Given exercise:
Transcribe the records in full, keeping every character as it is.

Provided records:
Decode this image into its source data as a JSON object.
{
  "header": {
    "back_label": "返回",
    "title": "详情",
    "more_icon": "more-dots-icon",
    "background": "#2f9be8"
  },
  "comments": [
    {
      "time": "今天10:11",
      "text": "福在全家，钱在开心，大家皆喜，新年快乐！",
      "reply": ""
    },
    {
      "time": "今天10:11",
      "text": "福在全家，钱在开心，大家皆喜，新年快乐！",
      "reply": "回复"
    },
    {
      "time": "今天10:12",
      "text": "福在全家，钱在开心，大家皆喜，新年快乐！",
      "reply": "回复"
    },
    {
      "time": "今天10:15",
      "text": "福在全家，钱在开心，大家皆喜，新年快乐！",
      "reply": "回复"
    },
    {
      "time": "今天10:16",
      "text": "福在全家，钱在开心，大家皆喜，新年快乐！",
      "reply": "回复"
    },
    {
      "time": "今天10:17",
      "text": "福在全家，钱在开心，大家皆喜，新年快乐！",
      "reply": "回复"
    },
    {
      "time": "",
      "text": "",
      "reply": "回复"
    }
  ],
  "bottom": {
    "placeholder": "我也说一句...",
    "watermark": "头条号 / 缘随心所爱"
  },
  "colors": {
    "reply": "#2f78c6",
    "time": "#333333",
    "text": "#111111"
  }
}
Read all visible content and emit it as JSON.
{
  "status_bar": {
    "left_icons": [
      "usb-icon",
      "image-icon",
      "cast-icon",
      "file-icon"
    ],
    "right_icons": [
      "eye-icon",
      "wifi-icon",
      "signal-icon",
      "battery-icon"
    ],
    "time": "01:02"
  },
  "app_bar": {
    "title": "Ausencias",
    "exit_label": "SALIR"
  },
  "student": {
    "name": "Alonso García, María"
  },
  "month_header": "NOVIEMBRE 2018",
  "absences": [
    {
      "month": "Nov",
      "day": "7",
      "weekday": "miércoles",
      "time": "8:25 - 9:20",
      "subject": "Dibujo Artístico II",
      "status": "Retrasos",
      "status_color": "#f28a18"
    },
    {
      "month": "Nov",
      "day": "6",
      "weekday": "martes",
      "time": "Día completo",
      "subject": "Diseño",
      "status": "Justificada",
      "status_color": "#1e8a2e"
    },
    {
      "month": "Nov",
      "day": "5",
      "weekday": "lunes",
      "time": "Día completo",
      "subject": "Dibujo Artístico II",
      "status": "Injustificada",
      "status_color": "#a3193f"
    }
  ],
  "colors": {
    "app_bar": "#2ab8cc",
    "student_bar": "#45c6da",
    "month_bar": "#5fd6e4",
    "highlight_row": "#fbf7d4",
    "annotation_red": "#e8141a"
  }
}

Expected output:
Decode this image into its source data as a JSON object.
{
  "header": {
    "back_label": "返回",
    "title": "详情",
    "more_icon": "more-dots-icon",
    "background": "#2f9be8"
  },
  "comments": [
    {
      "time": "今天10:11",
      "text": "福在全家，钱在开心，大家皆喜，新年快乐！",
      "reply": ""
    },
    {
      "time": "今天10:11",
      "text": "福在全家，钱在开心，大家皆喜，新年快乐！",
      "reply": "回复"
    },
    {
      "time": "今天10:12",
      "text": "福在全家，钱在开心，大家皆喜，新年快乐！",
      "reply": "回复"
    },
    {
      "time": "今天10:15",
      "text": "福在全家，钱在开心，大家皆喜，新年快乐！",
      "reply": "回复"
    },
    {
      "time": "今天10:16",
      "text": "福在全家，钱在开心，大家皆喜，新年快乐！",
      "reply": "回复"
    },
    {
      "time": "今天10:17",
      "text": "福在全家，钱在开心，大家皆喜，新年快乐！",
      "reply": "回复"
    },
    {
      "time": "",
      "text": "",
      "reply": "回复"
    }
  ],
  "bottom": {
    "placeholder": "我也说一句...",
    "watermark": "头条号 / 缘随心所爱"
  },
  "colors": {
    "reply": "#2f78c6",
    "time": "#333333",
    "text": "#111111"
  }
}
Read all visible content and emit it as JSON.
{
  "status_bar": {
    "left_icons": [
      "usb-icon",
      "image-icon",
      "cast-icon",
      "file-icon"
    ],
    "right_icons": [
      "eye-icon",
      "wifi-icon",
      "signal-icon",
      "battery-icon"
    ],
    "time": "01:02"
  },
  "app_bar": {
    "title": "Ausencias",
    "exit_label": "SALIR"
  },
  "student": {
    "name": "Alonso García, María"
  },
  "month_header": "NOVIEMBRE 2018",
  "absences": [
    {
      "month": "Nov",
      "day": "7",
      "weekday": "miércoles",
      "time": "8:25 - 9:20",
      "subject": "Dibujo Artístico II",
      "status": "Retrasos",
      "status_color": "#f28a18"
    },
    {
      "month": "Nov",
      "day": "6",
      "weekday": "martes",
      "time": "Día completo",
      "subject": "Diseño",
      "status": "Justificada",
      "status_color": "#1e8a2e"
    },
    {
      "month": "Nov",
      "day": "5",
      "weekday": "lunes",
      "time": "Día completo",
      "subject": "Dibujo Artístico II",
      "status": "Injustificada",
      "status_color": "#a3193f"
    }
  ],
  "colors": {
    "app_bar": "#2ab8cc",
    "student_bar": "#45c6da",
    "month_bar": "#5fd6e4",
    "highlight_row": "#fbf7d4",
    "annotation_red": "#e8141a"
  }
}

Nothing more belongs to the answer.